Data provided —
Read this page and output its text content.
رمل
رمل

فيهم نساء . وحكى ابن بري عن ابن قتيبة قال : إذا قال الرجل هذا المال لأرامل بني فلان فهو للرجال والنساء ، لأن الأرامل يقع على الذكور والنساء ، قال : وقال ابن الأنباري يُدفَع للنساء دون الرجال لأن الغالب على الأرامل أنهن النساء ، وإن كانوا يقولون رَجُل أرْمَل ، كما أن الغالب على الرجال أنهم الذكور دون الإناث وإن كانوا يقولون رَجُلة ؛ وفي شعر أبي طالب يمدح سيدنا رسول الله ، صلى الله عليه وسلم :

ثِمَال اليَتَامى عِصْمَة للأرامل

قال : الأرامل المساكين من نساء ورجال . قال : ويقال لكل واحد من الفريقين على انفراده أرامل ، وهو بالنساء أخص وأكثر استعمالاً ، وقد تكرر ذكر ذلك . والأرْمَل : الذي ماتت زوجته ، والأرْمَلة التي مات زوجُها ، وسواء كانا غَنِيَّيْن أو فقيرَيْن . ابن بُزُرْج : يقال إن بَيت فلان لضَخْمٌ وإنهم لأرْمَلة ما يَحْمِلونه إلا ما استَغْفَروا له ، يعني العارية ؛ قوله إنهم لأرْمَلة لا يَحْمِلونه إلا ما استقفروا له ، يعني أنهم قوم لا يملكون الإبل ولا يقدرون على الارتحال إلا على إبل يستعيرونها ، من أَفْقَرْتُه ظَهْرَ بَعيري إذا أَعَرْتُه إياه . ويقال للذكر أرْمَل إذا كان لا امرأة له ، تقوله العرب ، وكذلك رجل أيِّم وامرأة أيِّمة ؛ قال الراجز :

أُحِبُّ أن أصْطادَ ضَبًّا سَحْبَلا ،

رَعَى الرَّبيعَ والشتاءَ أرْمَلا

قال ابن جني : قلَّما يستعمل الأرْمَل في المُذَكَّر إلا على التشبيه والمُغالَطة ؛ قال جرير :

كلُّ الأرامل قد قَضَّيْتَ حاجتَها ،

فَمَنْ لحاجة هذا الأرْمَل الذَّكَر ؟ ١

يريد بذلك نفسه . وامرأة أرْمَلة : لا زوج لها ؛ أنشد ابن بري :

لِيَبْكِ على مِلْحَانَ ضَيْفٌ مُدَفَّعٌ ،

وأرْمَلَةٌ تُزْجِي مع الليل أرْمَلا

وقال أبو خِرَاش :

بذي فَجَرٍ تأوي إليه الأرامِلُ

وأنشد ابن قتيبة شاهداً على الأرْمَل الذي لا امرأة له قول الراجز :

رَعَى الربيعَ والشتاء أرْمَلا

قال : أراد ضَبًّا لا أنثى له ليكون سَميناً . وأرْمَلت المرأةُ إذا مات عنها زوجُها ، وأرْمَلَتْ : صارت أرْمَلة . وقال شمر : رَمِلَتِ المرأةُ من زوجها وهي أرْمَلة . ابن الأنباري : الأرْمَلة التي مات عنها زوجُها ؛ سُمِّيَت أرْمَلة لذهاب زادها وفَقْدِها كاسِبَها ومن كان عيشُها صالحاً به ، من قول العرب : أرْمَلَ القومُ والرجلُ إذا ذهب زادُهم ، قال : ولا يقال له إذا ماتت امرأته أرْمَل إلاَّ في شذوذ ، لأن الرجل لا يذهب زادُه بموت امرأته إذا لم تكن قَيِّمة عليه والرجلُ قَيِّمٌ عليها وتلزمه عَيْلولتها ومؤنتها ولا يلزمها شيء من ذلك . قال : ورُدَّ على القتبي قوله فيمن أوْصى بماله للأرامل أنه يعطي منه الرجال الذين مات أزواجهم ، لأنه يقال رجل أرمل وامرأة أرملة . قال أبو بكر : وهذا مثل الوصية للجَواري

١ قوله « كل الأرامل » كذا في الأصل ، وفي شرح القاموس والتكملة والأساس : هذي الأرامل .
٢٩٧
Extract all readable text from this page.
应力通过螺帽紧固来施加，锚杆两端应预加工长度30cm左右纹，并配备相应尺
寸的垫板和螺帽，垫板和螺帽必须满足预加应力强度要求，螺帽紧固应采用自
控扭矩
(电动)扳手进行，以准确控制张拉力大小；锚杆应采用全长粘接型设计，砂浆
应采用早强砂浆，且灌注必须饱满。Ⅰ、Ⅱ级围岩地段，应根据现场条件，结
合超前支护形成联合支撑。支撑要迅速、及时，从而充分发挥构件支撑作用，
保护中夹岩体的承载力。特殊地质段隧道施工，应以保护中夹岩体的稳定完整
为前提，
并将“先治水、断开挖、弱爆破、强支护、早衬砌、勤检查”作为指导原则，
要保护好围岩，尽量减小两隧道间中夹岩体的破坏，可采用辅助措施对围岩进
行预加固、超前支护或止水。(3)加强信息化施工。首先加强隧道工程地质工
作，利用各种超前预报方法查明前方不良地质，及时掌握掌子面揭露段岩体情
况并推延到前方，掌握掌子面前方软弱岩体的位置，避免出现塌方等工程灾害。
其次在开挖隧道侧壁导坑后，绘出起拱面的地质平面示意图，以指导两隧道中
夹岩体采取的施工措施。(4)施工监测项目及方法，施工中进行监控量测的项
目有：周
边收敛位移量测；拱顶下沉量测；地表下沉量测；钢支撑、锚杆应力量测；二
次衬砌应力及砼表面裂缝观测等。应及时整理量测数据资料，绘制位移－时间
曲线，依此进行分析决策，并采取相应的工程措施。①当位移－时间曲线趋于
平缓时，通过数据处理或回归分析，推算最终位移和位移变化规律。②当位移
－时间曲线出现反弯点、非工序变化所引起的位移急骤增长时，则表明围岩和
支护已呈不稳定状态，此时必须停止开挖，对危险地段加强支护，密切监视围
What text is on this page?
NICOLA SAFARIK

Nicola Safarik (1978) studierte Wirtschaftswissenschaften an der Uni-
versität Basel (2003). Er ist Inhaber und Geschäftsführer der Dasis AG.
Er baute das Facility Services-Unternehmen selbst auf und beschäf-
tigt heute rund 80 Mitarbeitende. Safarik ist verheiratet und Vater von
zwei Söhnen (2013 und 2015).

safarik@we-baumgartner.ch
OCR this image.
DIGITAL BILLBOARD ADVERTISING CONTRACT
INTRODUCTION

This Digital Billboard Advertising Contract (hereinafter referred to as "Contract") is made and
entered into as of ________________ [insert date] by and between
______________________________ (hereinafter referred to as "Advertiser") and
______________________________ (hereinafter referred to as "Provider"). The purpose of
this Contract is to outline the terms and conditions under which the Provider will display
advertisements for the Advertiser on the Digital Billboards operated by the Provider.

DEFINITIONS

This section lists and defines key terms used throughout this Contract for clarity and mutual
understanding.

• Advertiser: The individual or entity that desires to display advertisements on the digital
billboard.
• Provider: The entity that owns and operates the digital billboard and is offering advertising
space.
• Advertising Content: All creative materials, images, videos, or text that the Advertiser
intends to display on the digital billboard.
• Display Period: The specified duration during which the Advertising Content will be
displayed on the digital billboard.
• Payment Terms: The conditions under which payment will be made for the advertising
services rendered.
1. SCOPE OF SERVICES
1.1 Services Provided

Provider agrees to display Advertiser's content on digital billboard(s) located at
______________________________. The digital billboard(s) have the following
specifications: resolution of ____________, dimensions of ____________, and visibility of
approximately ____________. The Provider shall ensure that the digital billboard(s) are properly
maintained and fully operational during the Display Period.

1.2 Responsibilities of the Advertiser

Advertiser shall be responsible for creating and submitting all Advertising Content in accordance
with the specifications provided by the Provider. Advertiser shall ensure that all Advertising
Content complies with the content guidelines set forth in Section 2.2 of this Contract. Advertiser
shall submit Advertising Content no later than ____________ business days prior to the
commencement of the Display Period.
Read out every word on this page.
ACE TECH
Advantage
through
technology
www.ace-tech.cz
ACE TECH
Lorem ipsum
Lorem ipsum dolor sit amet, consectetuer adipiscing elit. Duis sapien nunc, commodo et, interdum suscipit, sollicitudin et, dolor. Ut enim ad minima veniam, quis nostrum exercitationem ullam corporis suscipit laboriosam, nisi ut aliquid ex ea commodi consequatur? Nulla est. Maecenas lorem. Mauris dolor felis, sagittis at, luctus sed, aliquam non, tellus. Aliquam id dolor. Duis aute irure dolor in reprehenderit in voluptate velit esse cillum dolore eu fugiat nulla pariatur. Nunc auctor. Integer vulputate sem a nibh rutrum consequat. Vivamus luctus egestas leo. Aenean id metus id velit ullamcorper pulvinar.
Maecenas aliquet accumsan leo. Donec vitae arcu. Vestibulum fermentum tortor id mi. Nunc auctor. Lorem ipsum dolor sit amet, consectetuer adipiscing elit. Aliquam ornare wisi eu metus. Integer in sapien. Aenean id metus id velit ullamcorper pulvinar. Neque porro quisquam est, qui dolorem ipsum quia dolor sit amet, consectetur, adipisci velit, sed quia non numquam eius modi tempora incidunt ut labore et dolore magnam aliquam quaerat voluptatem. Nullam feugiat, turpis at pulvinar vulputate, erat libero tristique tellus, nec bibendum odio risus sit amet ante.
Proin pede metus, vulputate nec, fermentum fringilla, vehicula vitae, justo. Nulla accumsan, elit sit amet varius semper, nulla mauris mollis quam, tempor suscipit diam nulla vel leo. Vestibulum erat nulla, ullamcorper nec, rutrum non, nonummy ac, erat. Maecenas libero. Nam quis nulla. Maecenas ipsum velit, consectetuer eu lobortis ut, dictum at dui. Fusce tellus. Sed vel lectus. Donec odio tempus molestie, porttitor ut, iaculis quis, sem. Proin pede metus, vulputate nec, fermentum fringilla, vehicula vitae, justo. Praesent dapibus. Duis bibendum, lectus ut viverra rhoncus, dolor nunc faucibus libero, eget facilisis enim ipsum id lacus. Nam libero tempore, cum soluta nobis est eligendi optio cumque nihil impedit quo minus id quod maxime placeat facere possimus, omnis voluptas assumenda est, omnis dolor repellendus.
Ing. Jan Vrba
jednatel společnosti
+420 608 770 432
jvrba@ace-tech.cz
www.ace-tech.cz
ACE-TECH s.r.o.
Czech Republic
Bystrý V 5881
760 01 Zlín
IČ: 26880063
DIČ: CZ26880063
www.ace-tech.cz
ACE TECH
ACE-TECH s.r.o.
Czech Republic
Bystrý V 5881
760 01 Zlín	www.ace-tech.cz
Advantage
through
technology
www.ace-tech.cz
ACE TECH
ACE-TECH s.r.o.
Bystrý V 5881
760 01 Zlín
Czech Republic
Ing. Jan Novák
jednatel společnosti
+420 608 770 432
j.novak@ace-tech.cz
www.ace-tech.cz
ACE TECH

Task to carry out — Identify and extract each line of the listing that contains "adipiscing".

Result of the task —
Lorem ipsum dolor sit amet, consectetuer adipiscing elit. Duis sapien nunc, commodo et, interdum suscipit, sollicitudin et, dolor. Ut enim ad minima veniam, quis nostrum exercitationem ullam corporis suscipit laboriosam, nisi ut aliquid ex ea commodi consequatur? Nulla est. Maecenas lorem. Mauris dolor felis, sagittis at, luctus sed, aliquam non, tellus. Aliquam id dolor. Duis aute irure dolor in reprehenderit in voluptate velit esse cillum dolore eu fugiat nulla pariatur. Nunc auctor. Integer vulputate sem a nibh rutrum consequat. Vivamus luctus egestas leo. Aenean id metus id velit ullamcorper pulvinar.
Maecenas aliquet accumsan leo. Donec vitae arcu. Vestibulum fermentum tortor id mi. Nunc auctor. Lorem ipsum dolor sit amet, consectetuer adipiscing elit. Aliquam ornare wisi eu metus. Integer in sapien. Aenean id metus id velit ullamcorper pulvinar. Neque porro quisquam est, qui dolorem ipsum quia dolor sit amet, consectetur, adipisci velit, sed quia non numquam eius modi tempora incidunt ut labore et dolore magnam aliquam quaerat voluptatem. Nullam feugiat, turpis at pulvinar vulputate, erat libero tristique tellus, nec bibendum odio risus sit amet ante.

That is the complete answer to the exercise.